▶ **SET TASK**: Each entry below is to be printed verbatim.

▶ **THE INPUT**:
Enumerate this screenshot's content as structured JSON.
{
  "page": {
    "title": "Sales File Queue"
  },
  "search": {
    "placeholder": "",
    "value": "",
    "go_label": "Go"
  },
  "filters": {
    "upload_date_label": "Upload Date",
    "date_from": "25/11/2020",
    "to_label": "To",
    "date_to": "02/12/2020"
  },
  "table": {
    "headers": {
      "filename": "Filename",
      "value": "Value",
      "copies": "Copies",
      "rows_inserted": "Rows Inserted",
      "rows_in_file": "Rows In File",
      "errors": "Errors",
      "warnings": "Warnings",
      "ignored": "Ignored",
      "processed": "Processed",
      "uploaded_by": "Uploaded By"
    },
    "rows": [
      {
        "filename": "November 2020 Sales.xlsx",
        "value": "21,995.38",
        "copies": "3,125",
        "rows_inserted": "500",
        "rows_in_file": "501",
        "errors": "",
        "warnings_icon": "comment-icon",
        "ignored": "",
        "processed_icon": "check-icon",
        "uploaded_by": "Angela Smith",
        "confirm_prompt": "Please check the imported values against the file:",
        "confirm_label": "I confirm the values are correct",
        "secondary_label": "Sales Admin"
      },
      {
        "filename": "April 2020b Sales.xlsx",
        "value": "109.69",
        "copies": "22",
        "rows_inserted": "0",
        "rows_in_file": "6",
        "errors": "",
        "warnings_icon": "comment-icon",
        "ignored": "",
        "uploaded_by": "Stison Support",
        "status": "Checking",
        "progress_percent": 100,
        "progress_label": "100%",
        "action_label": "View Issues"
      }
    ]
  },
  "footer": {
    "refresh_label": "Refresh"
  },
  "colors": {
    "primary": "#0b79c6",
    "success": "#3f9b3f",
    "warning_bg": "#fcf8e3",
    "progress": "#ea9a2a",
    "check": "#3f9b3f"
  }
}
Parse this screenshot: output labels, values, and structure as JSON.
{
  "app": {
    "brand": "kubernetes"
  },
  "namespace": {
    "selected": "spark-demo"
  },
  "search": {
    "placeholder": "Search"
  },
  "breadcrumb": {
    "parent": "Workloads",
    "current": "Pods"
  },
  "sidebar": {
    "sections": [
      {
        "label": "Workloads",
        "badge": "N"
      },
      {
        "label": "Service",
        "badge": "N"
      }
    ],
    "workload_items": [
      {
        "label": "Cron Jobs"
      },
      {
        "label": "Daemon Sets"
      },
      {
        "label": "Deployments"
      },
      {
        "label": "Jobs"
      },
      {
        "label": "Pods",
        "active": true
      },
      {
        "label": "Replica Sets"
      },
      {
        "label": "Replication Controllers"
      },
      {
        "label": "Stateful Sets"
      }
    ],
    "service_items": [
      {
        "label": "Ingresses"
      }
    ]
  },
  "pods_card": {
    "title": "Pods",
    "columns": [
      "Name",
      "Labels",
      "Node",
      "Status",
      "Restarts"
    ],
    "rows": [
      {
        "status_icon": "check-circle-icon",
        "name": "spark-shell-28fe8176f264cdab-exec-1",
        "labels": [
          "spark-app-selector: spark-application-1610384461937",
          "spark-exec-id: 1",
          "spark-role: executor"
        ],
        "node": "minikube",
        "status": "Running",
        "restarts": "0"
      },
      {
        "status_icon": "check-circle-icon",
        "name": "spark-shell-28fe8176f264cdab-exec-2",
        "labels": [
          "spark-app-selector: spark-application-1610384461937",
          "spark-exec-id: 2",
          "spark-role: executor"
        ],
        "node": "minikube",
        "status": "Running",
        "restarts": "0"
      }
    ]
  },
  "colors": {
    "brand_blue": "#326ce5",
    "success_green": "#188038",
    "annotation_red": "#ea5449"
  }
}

▶ **RESULT FOR THIS EXERCISE**:
Enumerate this screenshot's content as structured JSON.
{
  "page": {
    "title": "Sales File Queue"
  },
  "search": {
    "placeholder": "",
    "value": "",
    "go_label": "Go"
  },
  "filters": {
    "upload_date_label": "Upload Date",
    "date_from": "25/11/2020",
    "to_label": "To",
    "date_to": "02/12/2020"
  },
  "table": {
    "headers": {
      "filename": "Filename",
      "value": "Value",
      "copies": "Copies",
      "rows_inserted": "Rows Inserted",
      "rows_in_file": "Rows In File",
      "errors": "Errors",
      "warnings": "Warnings",
      "ignored": "Ignored",
      "processed": "Processed",
      "uploaded_by": "Uploaded By"
    },
    "rows": [
      {
        "filename": "November 2020 Sales.xlsx",
        "value": "21,995.38",
        "copies": "3,125",
        "rows_inserted": "500",
        "rows_in_file": "501",
        "errors": "",
        "warnings_icon": "comment-icon",
        "ignored": "",
        "processed_icon": "check-icon",
        "uploaded_by": "Angela Smith",
        "confirm_prompt": "Please check the imported values against the file:",
        "confirm_label": "I confirm the values are correct",
        "secondary_label": "Sales Admin"
      },
      {
        "filename": "April 2020b Sales.xlsx",
        "value": "109.69",
        "copies": "22",
        "rows_inserted": "0",
        "rows_in_file": "6",
        "errors": "",
        "warnings_icon": "comment-icon",
        "ignored": "",
        "uploaded_by": "Stison Support",
        "status": "Checking",
        "progress_percent": 100,
        "progress_label": "100%",
        "action_label": "View Issues"
      }
    ]
  },
  "footer": {
    "refresh_label": "Refresh"
  },
  "colors": {
    "primary": "#0b79c6",
    "success": "#3f9b3f",
    "warning_bg": "#fcf8e3",
    "progress": "#ea9a2a",
    "check": "#3f9b3f"
  }
}
Parse this screenshot: output labels, values, and structure as JSON.
{
  "app": {
    "brand": "kubernetes"
  },
  "namespace": {
    "selected": "spark-demo"
  },
  "search": {
    "placeholder": "Search"
  },
  "breadcrumb": {
    "parent": "Workloads",
    "current": "Pods"
  },
  "sidebar": {
    "sections": [
      {
        "label": "Workloads",
        "badge": "N"
      },
      {
        "label": "Service",
        "badge": "N"
      }
    ],
    "workload_items": [
      {
        "label": "Cron Jobs"
      },
      {
        "label": "Daemon Sets"
      },
      {
        "label": "Deployments"
      },
      {
        "label": "Jobs"
      },
      {
        "label": "Pods",
        "active": true
      },
      {
        "label": "Replica Sets"
      },
      {
        "label": "Replication Controllers"
      },
      {
        "label": "Stateful Sets"
      }
    ],
    "service_items": [
      {
        "label": "Ingresses"
      }
    ]
  },
  "pods_card": {
    "title": "Pods",
    "columns": [
      "Name",
      "Labels",
      "Node",
      "Status",
      "Restarts"
    ],
    "rows": [
      {
        "status_icon": "check-circle-icon",
        "name": "spark-shell-28fe8176f264cdab-exec-1",
        "labels": [
          "spark-app-selector: spark-application-1610384461937",
          "spark-exec-id: 1",
          "spark-role: executor"
        ],
        "node": "minikube",
        "status": "Running",
        "restarts": "0"
      },
      {
        "status_icon": "check-circle-icon",
        "name": "spark-shell-28fe8176f264cdab-exec-2",
        "labels": [
          "spark-app-selector: spark-application-1610384461937",
          "spark-exec-id: 2",
          "spark-role: executor"
        ],
        "node": "minikube",
        "status": "Running",
        "restarts": "0"
      }
    ]
  },
  "colors": {
    "brand_blue": "#326ce5",
    "success_green": "#188038",
    "annotation_red": "#ea5449"
  }
}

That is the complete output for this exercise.